- WRITTEN INSTRUCTION -
Find the word "unpub" in the material below and gather every line that contains it.

/---

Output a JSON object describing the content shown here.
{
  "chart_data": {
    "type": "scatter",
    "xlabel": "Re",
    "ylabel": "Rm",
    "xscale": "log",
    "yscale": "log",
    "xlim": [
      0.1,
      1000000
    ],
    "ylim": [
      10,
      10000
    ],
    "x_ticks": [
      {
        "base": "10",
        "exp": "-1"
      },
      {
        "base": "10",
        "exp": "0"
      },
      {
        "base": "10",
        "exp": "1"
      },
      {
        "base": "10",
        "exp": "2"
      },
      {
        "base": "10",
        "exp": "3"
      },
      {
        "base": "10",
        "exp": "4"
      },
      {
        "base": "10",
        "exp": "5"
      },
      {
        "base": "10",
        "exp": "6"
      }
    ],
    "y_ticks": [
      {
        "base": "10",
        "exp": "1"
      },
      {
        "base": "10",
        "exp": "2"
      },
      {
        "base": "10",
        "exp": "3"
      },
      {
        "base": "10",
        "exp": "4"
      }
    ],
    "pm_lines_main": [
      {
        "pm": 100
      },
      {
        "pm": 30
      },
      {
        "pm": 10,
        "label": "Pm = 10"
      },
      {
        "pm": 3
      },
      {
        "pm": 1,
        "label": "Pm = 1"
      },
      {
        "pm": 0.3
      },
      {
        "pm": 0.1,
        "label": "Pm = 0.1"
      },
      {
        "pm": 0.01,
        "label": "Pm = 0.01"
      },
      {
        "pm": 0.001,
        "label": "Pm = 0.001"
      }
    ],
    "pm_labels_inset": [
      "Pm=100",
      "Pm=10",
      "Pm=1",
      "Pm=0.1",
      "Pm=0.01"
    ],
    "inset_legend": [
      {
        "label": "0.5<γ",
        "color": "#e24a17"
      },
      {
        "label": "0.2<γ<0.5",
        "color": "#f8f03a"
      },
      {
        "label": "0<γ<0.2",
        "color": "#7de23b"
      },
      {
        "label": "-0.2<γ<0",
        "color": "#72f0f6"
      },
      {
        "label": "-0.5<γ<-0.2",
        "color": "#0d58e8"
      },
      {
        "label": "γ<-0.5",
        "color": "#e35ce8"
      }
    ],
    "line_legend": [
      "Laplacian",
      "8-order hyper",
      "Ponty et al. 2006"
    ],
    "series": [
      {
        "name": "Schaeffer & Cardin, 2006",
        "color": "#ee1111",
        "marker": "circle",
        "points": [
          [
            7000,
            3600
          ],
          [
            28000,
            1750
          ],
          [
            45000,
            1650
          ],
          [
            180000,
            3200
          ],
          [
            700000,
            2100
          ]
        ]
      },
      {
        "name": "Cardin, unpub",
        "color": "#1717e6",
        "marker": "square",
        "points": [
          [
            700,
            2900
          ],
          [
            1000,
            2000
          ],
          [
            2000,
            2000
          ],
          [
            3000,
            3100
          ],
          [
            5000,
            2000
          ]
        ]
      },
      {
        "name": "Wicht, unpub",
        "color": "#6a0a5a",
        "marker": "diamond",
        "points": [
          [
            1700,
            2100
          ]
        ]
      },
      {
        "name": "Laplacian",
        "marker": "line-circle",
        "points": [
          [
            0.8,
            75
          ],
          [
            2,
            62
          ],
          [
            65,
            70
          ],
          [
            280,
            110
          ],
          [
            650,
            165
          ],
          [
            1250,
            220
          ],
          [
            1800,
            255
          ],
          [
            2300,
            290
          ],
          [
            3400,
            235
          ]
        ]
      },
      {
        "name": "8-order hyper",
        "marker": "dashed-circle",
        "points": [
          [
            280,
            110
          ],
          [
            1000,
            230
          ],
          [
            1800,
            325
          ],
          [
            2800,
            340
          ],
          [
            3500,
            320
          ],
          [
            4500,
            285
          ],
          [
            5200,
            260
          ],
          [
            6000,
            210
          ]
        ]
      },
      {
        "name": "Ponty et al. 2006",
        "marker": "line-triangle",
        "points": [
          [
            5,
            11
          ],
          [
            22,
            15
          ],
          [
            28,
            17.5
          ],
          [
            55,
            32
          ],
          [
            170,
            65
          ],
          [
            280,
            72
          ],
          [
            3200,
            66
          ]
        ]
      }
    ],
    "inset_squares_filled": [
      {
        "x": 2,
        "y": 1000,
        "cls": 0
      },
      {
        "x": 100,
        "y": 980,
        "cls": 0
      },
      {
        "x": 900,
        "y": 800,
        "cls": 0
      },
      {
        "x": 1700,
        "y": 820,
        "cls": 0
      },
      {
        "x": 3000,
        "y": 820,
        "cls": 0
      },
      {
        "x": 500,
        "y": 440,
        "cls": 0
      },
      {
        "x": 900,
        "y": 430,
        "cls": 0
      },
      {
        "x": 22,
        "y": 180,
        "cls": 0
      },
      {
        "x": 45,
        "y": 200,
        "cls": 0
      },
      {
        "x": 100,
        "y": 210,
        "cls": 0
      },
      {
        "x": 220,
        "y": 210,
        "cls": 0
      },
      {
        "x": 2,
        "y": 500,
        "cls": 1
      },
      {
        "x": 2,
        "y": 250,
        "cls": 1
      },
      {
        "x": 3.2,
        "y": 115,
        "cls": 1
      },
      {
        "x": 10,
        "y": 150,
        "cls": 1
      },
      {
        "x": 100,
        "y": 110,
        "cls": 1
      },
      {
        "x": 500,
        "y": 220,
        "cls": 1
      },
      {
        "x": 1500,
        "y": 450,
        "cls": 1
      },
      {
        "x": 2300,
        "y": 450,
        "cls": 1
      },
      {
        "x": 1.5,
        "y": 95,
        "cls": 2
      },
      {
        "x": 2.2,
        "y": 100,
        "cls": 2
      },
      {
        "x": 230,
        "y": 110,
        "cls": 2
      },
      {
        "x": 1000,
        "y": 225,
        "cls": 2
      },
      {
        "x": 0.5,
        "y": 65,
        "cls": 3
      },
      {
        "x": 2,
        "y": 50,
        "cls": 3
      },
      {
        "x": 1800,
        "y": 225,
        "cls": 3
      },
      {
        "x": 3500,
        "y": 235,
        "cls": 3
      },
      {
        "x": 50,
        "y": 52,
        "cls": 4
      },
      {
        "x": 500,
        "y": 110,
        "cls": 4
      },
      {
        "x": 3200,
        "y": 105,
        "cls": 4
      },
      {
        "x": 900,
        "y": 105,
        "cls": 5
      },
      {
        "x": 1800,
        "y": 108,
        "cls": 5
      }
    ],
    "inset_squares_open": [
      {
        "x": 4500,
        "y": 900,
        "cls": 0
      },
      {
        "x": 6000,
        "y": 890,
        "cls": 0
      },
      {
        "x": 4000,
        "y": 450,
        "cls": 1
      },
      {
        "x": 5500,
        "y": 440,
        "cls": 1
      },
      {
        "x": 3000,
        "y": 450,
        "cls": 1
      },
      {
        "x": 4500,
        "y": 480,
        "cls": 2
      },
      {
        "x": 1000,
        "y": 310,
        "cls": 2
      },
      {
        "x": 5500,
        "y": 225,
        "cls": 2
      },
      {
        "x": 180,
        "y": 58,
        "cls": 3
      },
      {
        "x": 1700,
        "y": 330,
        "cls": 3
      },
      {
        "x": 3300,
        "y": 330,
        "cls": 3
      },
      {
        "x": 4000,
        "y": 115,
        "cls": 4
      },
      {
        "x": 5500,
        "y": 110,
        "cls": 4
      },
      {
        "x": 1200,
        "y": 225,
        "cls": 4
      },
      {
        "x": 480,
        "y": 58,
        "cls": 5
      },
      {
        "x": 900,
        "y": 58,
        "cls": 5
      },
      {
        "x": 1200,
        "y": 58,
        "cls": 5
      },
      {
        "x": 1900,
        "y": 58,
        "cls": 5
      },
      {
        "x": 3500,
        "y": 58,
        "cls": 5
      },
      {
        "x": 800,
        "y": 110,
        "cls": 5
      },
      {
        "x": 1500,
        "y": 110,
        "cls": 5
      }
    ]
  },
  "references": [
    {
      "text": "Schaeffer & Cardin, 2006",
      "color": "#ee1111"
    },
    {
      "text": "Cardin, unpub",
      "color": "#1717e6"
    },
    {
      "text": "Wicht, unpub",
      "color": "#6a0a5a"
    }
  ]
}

\---

- EXPECTED ANSWER -
        "name": "Cardin, unpub",
        "name": "Wicht, unpub",
      "text": "Cardin, unpub",
      "text": "Wicht, unpub",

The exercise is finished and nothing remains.